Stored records
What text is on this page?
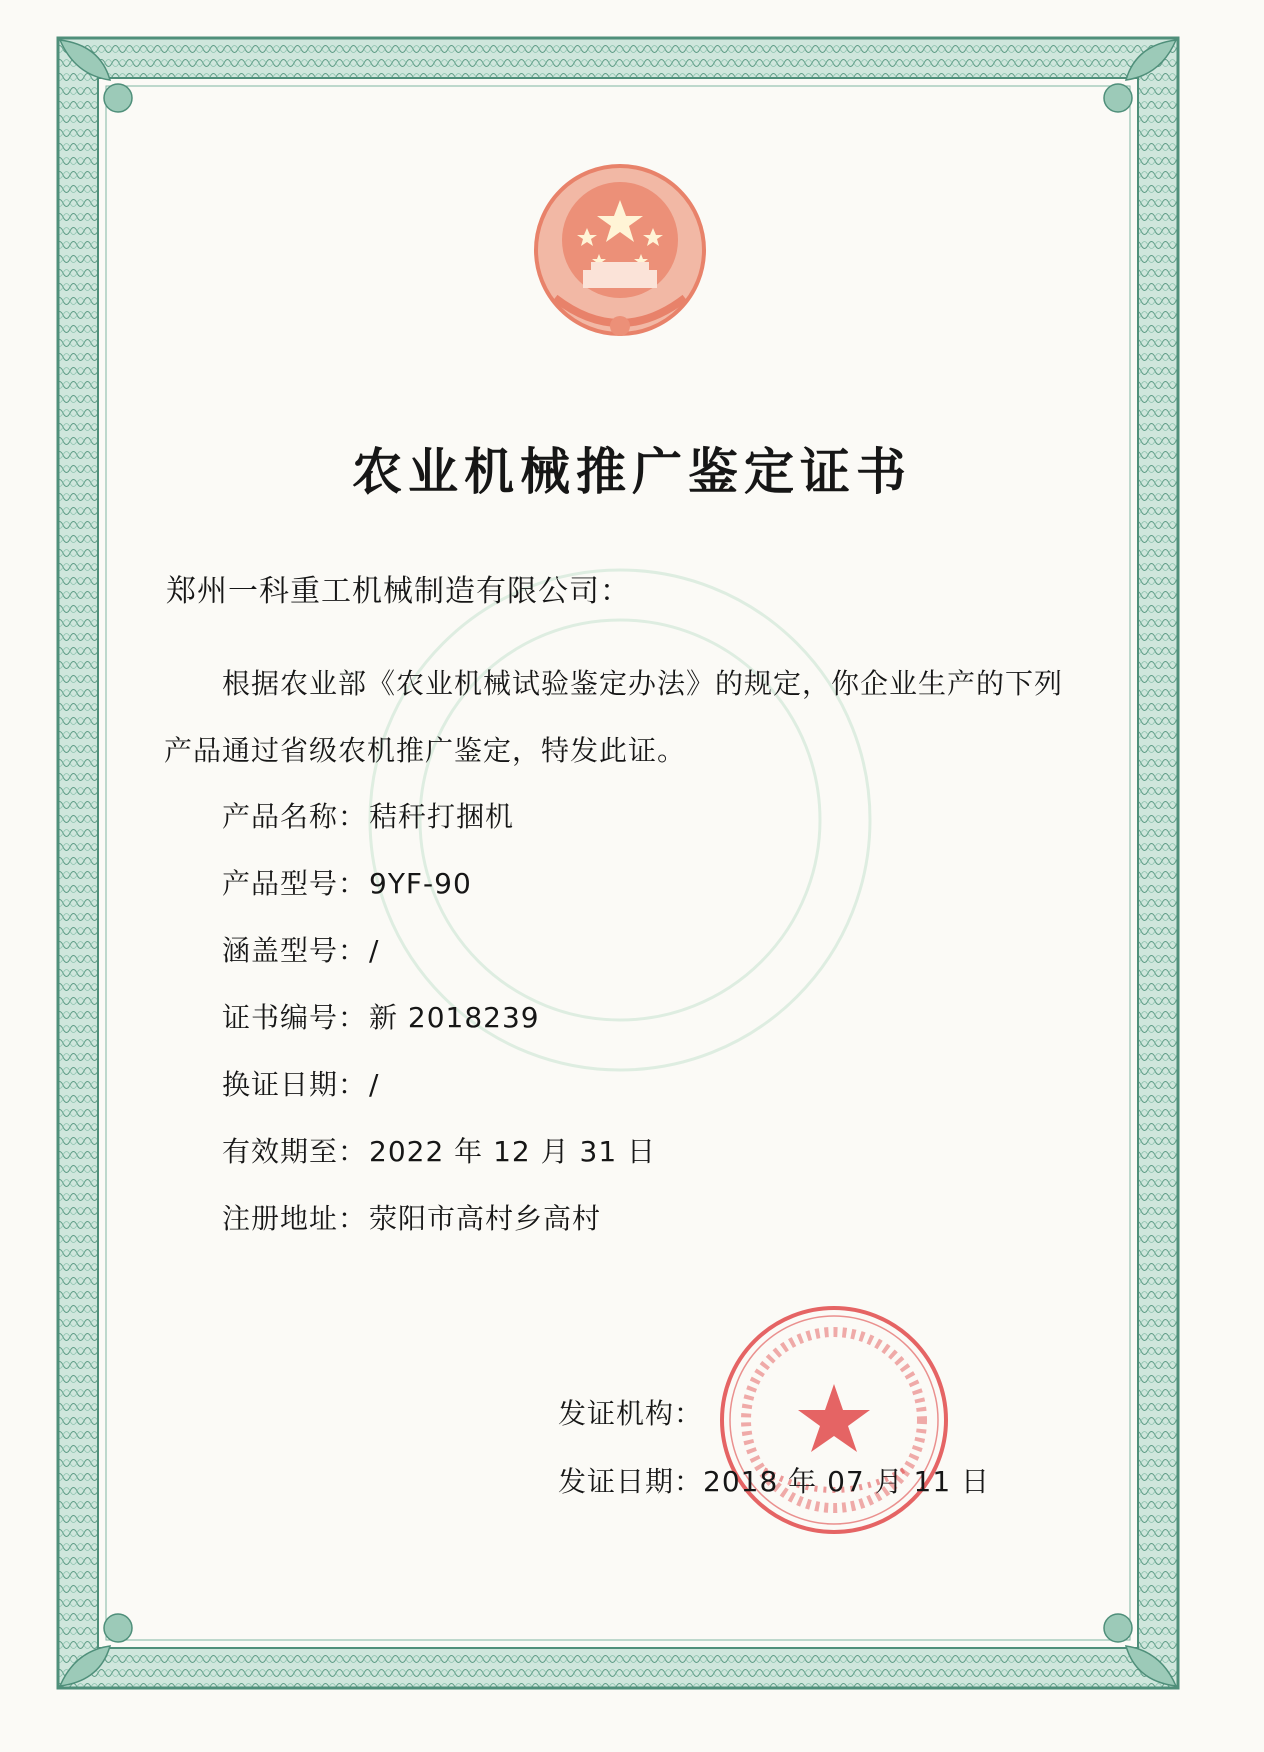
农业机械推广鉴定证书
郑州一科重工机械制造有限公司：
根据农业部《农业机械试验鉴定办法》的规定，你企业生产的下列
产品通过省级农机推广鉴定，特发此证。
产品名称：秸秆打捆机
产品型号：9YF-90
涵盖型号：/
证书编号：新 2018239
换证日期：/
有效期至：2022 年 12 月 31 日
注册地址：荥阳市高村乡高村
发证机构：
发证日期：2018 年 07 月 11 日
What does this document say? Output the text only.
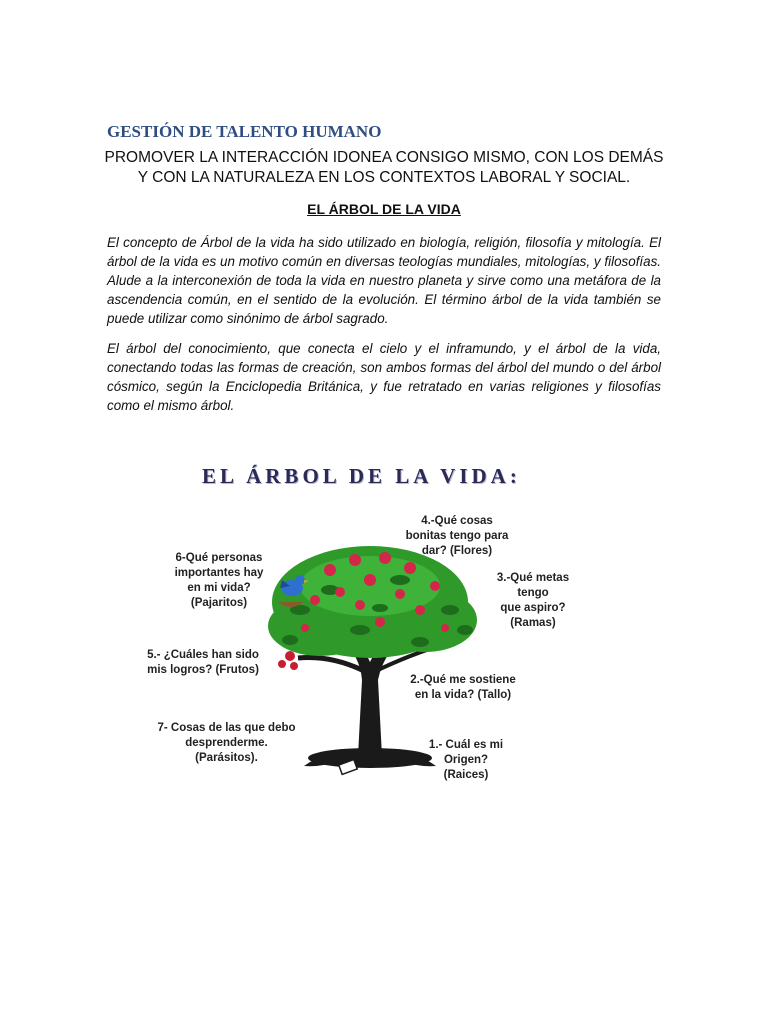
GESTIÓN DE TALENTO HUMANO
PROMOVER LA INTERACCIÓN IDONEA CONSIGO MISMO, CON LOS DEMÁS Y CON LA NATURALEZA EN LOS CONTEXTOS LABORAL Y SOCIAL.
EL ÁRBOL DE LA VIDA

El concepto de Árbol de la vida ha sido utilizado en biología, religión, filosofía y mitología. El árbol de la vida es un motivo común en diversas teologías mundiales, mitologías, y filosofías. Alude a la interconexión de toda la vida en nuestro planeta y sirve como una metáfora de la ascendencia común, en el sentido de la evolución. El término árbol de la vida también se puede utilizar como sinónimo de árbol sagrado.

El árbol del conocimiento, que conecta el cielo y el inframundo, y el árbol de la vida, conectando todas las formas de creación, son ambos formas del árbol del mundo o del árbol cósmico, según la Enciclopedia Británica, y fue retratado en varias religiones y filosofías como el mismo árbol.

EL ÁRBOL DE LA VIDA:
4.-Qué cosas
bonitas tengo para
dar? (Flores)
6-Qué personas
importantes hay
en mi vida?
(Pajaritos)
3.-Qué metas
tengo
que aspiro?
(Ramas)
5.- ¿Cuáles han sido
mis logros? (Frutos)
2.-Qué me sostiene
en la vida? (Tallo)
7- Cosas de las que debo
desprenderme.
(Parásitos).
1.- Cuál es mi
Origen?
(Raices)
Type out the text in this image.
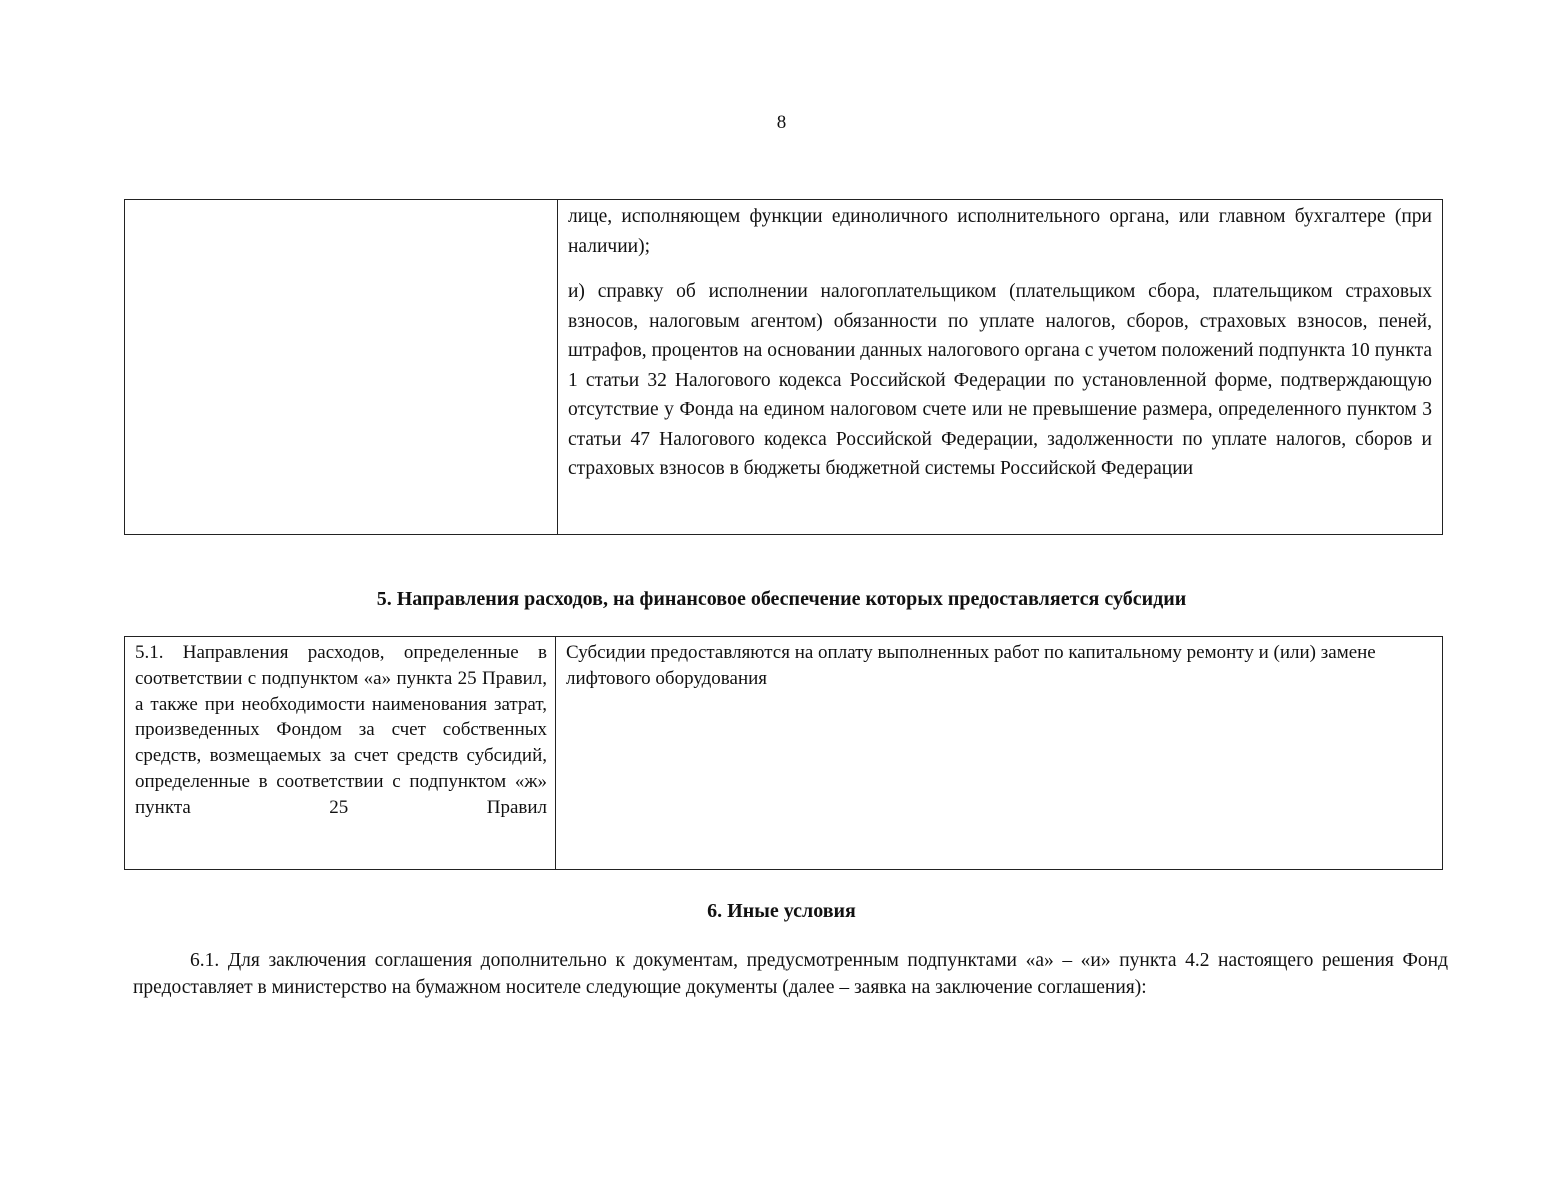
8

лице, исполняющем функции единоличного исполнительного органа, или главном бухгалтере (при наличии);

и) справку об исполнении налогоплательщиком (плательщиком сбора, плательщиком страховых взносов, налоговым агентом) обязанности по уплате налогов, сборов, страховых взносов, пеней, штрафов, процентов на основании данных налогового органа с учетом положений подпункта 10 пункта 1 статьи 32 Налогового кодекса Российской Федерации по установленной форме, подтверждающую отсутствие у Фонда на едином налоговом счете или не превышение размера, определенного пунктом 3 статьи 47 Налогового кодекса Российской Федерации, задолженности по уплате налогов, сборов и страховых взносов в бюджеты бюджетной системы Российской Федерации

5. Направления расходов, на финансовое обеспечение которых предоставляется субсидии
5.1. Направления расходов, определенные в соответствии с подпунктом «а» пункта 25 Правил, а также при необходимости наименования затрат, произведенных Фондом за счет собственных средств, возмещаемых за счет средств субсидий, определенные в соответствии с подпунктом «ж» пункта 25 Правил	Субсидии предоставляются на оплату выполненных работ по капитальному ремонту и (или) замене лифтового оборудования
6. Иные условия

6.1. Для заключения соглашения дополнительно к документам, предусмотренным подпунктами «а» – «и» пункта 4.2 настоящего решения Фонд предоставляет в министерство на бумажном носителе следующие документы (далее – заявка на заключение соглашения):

> [Exercise]:
Beginning at the line that contains "Type out the text in this image.", give the remaining lines of the records again exactly, through the last one. Leave out pictures.

> [Result]:
Type out the text in this image.
8

лице, исполняющем функции единоличного исполнительного органа, или главном бухгалтере (при наличии);

и) справку об исполнении налогоплательщиком (плательщиком сбора, плательщиком страховых взносов, налоговым агентом) обязанности по уплате налогов, сборов, страховых взносов, пеней, штрафов, процентов на основании данных налогового органа с учетом положений подпункта 10 пункта 1 статьи 32 Налогового кодекса Российской Федерации по установленной форме, подтверждающую отсутствие у Фонда на едином налоговом счете или не превышение размера, определенного пунктом 3 статьи 47 Налогового кодекса Российской Федерации, задолженности по уплате налогов, сборов и страховых взносов в бюджеты бюджетной системы Российской Федерации

5. Направления расходов, на финансовое обеспечение которых предоставляется субсидии
5.1. Направления расходов, определенные в соответствии с подпунктом «а» пункта 25 Правил, а также при необходимости наименования затрат, произведенных Фондом за счет собственных средств, возмещаемых за счет средств субсидий, определенные в соответствии с подпунктом «ж» пункта 25 Правил	Субсидии предоставляются на оплату выполненных работ по капитальному ремонту и (или) замене лифтового оборудования
6. Иные условия

6.1. Для заключения соглашения дополнительно к документам, предусмотренным подпунктами «а» – «и» пункта 4.2 настоящего решения Фонд предоставляет в министерство на бумажном носителе следующие документы (далее – заявка на заключение соглашения):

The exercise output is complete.